▶ [TASK INPUT]
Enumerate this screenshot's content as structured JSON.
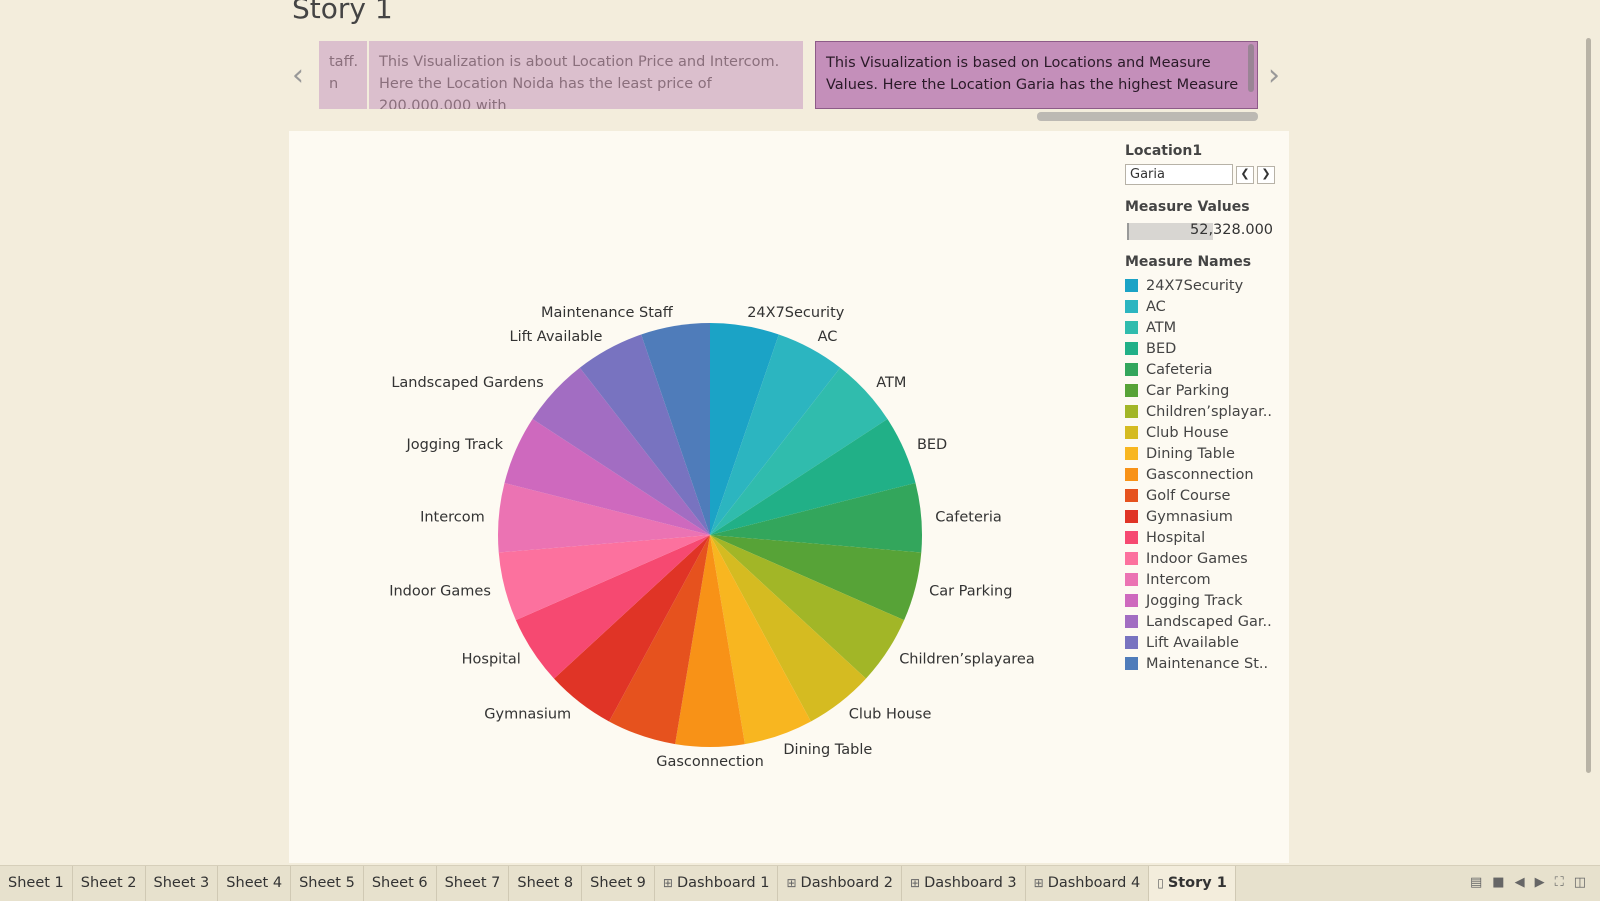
{
  "story": {
    "title": "Story 1"
  },
  "captions": [
    {
      "text": "taff.\nn"
    },
    {
      "text": "This Visualization is about Location Price and Intercom. Here the Location Noida has the least price of 200,000,000 with"
    },
    {
      "text": "This Visualization is based on Locations and Measure Values. Here the Location Garia has the highest Measure"
    }
  ],
  "filters": {
    "location_title": "Location1",
    "location_value": "Garia",
    "measure_values_title": "Measure Values",
    "measure_values_value": "52,328.000",
    "measure_names_title": "Measure Names",
    "measure_names_items": [
      "24X7Security",
      "AC",
      "ATM",
      "BED",
      "Cafeteria",
      "Car Parking",
      "Children’splayar..",
      "Club House",
      "Dining Table",
      "Gasconnection",
      "Golf Course",
      "Gymnasium",
      "Hospital",
      "Indoor Games",
      "Intercom",
      "Jogging Track",
      "Landscaped Gar..",
      "Lift Available",
      "Maintenance St.."
    ]
  },
  "chart_data": {
    "type": "pie",
    "categories": [
      "24X7Security",
      "AC",
      "ATM",
      "BED",
      "Cafeteria",
      "Car Parking",
      "Children’splayarea",
      "Club House",
      "Dining Table",
      "Gasconnection",
      "Golf Course",
      "Gymnasium",
      "Hospital",
      "Indoor Games",
      "Intercom",
      "Jogging Track",
      "Landscaped Gardens",
      "Lift Available",
      "Maintenance Staff"
    ],
    "visible_labels": [
      "24X7Security",
      "AC",
      "ATM",
      "BED",
      "Cafeteria",
      "Car Parking",
      "Children’splayarea",
      "Club House",
      "Dining Table",
      "Gasconnection",
      "",
      "Gymnasium",
      "Hospital",
      "Indoor Games",
      "Intercom",
      "Jogging Track",
      "Landscaped Gardens",
      "Lift Available",
      "Maintenance Staff"
    ],
    "values": [
      1,
      1,
      1,
      1,
      1,
      1,
      1,
      1,
      1,
      1,
      1,
      1,
      1,
      1,
      1,
      1,
      1,
      1,
      1
    ],
    "colors": [
      "#1ba3c6",
      "#2cb5c0",
      "#30bcad",
      "#21b087",
      "#33a65c",
      "#57a337",
      "#a2b627",
      "#d5bb21",
      "#f8b620",
      "#f89217",
      "#e6521e",
      "#e03426",
      "#f64971",
      "#fc719e",
      "#eb73b3",
      "#ce69be",
      "#a26dc2",
      "#7873c0",
      "#4f7cba"
    ],
    "legend_position": "right"
  },
  "tabs": [
    {
      "label": "Sheet 1",
      "icon": ""
    },
    {
      "label": "Sheet 2",
      "icon": ""
    },
    {
      "label": "Sheet 3",
      "icon": ""
    },
    {
      "label": "Sheet 4",
      "icon": ""
    },
    {
      "label": "Sheet 5",
      "icon": ""
    },
    {
      "label": "Sheet 6",
      "icon": ""
    },
    {
      "label": "Sheet 7",
      "icon": ""
    },
    {
      "label": "Sheet 8",
      "icon": ""
    },
    {
      "label": "Sheet 9",
      "icon": ""
    },
    {
      "label": "Dashboard 1",
      "icon": "dashboard-icon"
    },
    {
      "label": "Dashboard 2",
      "icon": "dashboard-icon"
    },
    {
      "label": "Dashboard 3",
      "icon": "dashboard-icon"
    },
    {
      "label": "Dashboard 4",
      "icon": "dashboard-icon"
    },
    {
      "label": "Story 1",
      "icon": "story-icon",
      "active": true
    }
  ]
}
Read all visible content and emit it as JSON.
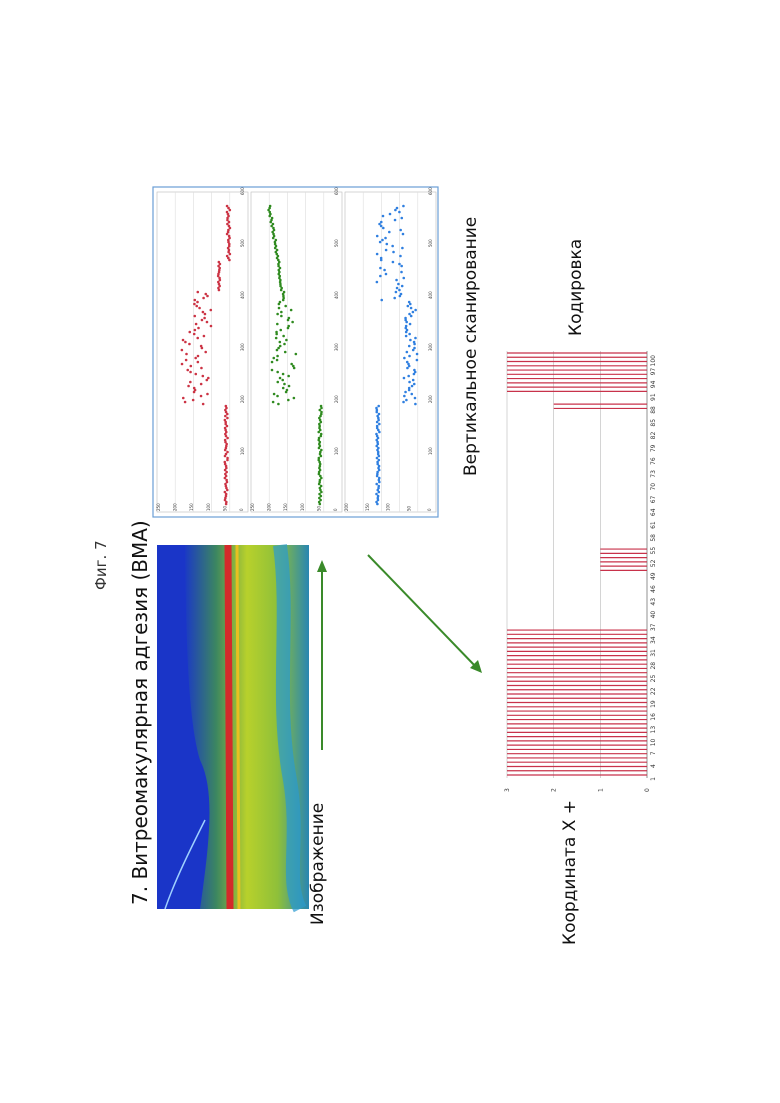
{
  "figure": {
    "fig_label": "Фиг. 7",
    "title": "7. Витреомакулярная адгезия (ВМА)",
    "image_label": "Изображение",
    "vertical_scan_label": "Вертикальное сканирование",
    "coding_label": "Кодировка",
    "coordinate_label": "Координата X +"
  },
  "colors": {
    "red_series": "#cc3344",
    "green_series": "#2f8a1f",
    "blue_series": "#2f7fe0",
    "bar_color": "#c8324a",
    "arrow_color": "#3a8a2a",
    "oct_background": "#1a35c8"
  },
  "scan_panels": [
    {
      "name": "red",
      "x_ticks": [
        "100",
        "200",
        "300",
        "400",
        "500",
        "600"
      ],
      "y_ticks": [
        "250",
        "200",
        "150",
        "100",
        "50",
        "0"
      ]
    },
    {
      "name": "green",
      "x_ticks": [
        "100",
        "200",
        "300",
        "400",
        "500",
        "600"
      ],
      "y_ticks": [
        "250",
        "200",
        "150",
        "100",
        "50",
        "0"
      ]
    },
    {
      "name": "blue",
      "x_ticks": [
        "100",
        "200",
        "300",
        "400",
        "500",
        "600"
      ],
      "y_ticks": [
        "200",
        "150",
        "100",
        "50",
        "0"
      ]
    }
  ],
  "chart_data": {
    "type": "bar",
    "ylim": [
      0,
      3
    ],
    "y_ticks": [
      "0",
      "1",
      "2",
      "3"
    ],
    "x_tick_labels": [
      "1",
      "4",
      "7",
      "10",
      "13",
      "16",
      "19",
      "22",
      "25",
      "28",
      "31",
      "34",
      "37",
      "40",
      "43",
      "46",
      "49",
      "52",
      "55",
      "58",
      "61",
      "64",
      "67",
      "70",
      "73",
      "76",
      "79",
      "82",
      "85",
      "88",
      "91",
      "94",
      "97",
      "100"
    ],
    "segments": [
      {
        "from": 1,
        "to": 35,
        "value": 3
      },
      {
        "from": 36,
        "to": 48,
        "value": 0
      },
      {
        "from": 49,
        "to": 54,
        "value": 1
      },
      {
        "from": 55,
        "to": 86,
        "value": 0
      },
      {
        "from": 87,
        "to": 88,
        "value": 2
      },
      {
        "from": 89,
        "to": 90,
        "value": 0
      },
      {
        "from": 91,
        "to": 100,
        "value": 3
      }
    ]
  }
}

▶ [PROBLEM DETAILS] Leave out the pictures and output every record above precisely as given.

▶ [RESULT]
Enumerate this screenshot's content as structured JSON.
{
  "story": {
    "title": "Story 1"
  },
  "captions": [
    {
      "text": "taff.\nn"
    },
    {
      "text": "This Visualization is about Location Price and Intercom. Here the Location Noida has the least price of 200,000,000 with"
    },
    {
      "text": "This Visualization is based on Locations and Measure Values. Here the Location Garia has the highest Measure"
    }
  ],
  "filters": {
    "location_title": "Location1",
    "location_value": "Garia",
    "measure_values_title": "Measure Values",
    "measure_values_value": "52,328.000",
    "measure_names_title": "Measure Names",
    "measure_names_items": [
      "24X7Security",
      "AC",
      "ATM",
      "BED",
      "Cafeteria",
      "Car Parking",
      "Children’splayar..",
      "Club House",
      "Dining Table",
      "Gasconnection",
      "Golf Course",
      "Gymnasium",
      "Hospital",
      "Indoor Games",
      "Intercom",
      "Jogging Track",
      "Landscaped Gar..",
      "Lift Available",
      "Maintenance St.."
    ]
  },
  "chart_data": {
    "type": "pie",
    "categories": [
      "24X7Security",
      "AC",
      "ATM",
      "BED",
      "Cafeteria",
      "Car Parking",
      "Children’splayarea",
      "Club House",
      "Dining Table",
      "Gasconnection",
      "Golf Course",
      "Gymnasium",
      "Hospital",
      "Indoor Games",
      "Intercom",
      "Jogging Track",
      "Landscaped Gardens",
      "Lift Available",
      "Maintenance Staff"
    ],
    "visible_labels": [
      "24X7Security",
      "AC",
      "ATM",
      "BED",
      "Cafeteria",
      "Car Parking",
      "Children’splayarea",
      "Club House",
      "Dining Table",
      "Gasconnection",
      "",
      "Gymnasium",
      "Hospital",
      "Indoor Games",
      "Intercom",
      "Jogging Track",
      "Landscaped Gardens",
      "Lift Available",
      "Maintenance Staff"
    ],
    "values": [
      1,
      1,
      1,
      1,
      1,
      1,
      1,
      1,
      1,
      1,
      1,
      1,
      1,
      1,
      1,
      1,
      1,
      1,
      1
    ],
    "colors": [
      "#1ba3c6",
      "#2cb5c0",
      "#30bcad",
      "#21b087",
      "#33a65c",
      "#57a337",
      "#a2b627",
      "#d5bb21",
      "#f8b620",
      "#f89217",
      "#e6521e",
      "#e03426",
      "#f64971",
      "#fc719e",
      "#eb73b3",
      "#ce69be",
      "#a26dc2",
      "#7873c0",
      "#4f7cba"
    ],
    "legend_position": "right"
  },
  "tabs": [
    {
      "label": "Sheet 1",
      "icon": ""
    },
    {
      "label": "Sheet 2",
      "icon": ""
    },
    {
      "label": "Sheet 3",
      "icon": ""
    },
    {
      "label": "Sheet 4",
      "icon": ""
    },
    {
      "label": "Sheet 5",
      "icon": ""
    },
    {
      "label": "Sheet 6",
      "icon": ""
    },
    {
      "label": "Sheet 7",
      "icon": ""
    },
    {
      "label": "Sheet 8",
      "icon": ""
    },
    {
      "label": "Sheet 9",
      "icon": ""
    },
    {
      "label": "Dashboard 1",
      "icon": "dashboard-icon"
    },
    {
      "label": "Dashboard 2",
      "icon": "dashboard-icon"
    },
    {
      "label": "Dashboard 3",
      "icon": "dashboard-icon"
    },
    {
      "label": "Dashboard 4",
      "icon": "dashboard-icon"
    },
    {
      "label": "Story 1",
      "icon": "story-icon",
      "active": true
    }
  ]
}
Read all visible content and emit it as JSON.
{
  "figure": {
    "fig_label": "Фиг. 7",
    "title": "7. Витреомакулярная адгезия (ВМА)",
    "image_label": "Изображение",
    "vertical_scan_label": "Вертикальное сканирование",
    "coding_label": "Кодировка",
    "coordinate_label": "Координата X +"
  },
  "colors": {
    "red_series": "#cc3344",
    "green_series": "#2f8a1f",
    "blue_series": "#2f7fe0",
    "bar_color": "#c8324a",
    "arrow_color": "#3a8a2a",
    "oct_background": "#1a35c8"
  },
  "scan_panels": [
    {
      "name": "red",
      "x_ticks": [
        "100",
        "200",
        "300",
        "400",
        "500",
        "600"
      ],
      "y_ticks": [
        "250",
        "200",
        "150",
        "100",
        "50",
        "0"
      ]
    },
    {
      "name": "green",
      "x_ticks": [
        "100",
        "200",
        "300",
        "400",
        "500",
        "600"
      ],
      "y_ticks": [
        "250",
        "200",
        "150",
        "100",
        "50",
        "0"
      ]
    },
    {
      "name": "blue",
      "x_ticks": [
        "100",
        "200",
        "300",
        "400",
        "500",
        "600"
      ],
      "y_ticks": [
        "200",
        "150",
        "100",
        "50",
        "0"
      ]
    }
  ],
  "chart_data": {
    "type": "bar",
    "ylim": [
      0,
      3
    ],
    "y_ticks": [
      "0",
      "1",
      "2",
      "3"
    ],
    "x_tick_labels": [
      "1",
      "4",
      "7",
      "10",
      "13",
      "16",
      "19",
      "22",
      "25",
      "28",
      "31",
      "34",
      "37",
      "40",
      "43",
      "46",
      "49",
      "52",
      "55",
      "58",
      "61",
      "64",
      "67",
      "70",
      "73",
      "76",
      "79",
      "82",
      "85",
      "88",
      "91",
      "94",
      "97",
      "100"
    ],
    "segments": [
      {
        "from": 1,
        "to": 35,
        "value": 3
      },
      {
        "from": 36,
        "to": 48,
        "value": 0
      },
      {
        "from": 49,
        "to": 54,
        "value": 1
      },
      {
        "from": 55,
        "to": 86,
        "value": 0
      },
      {
        "from": 87,
        "to": 88,
        "value": 2
      },
      {
        "from": 89,
        "to": 90,
        "value": 0
      },
      {
        "from": 91,
        "to": 100,
        "value": 3
      }
    ]
  }
}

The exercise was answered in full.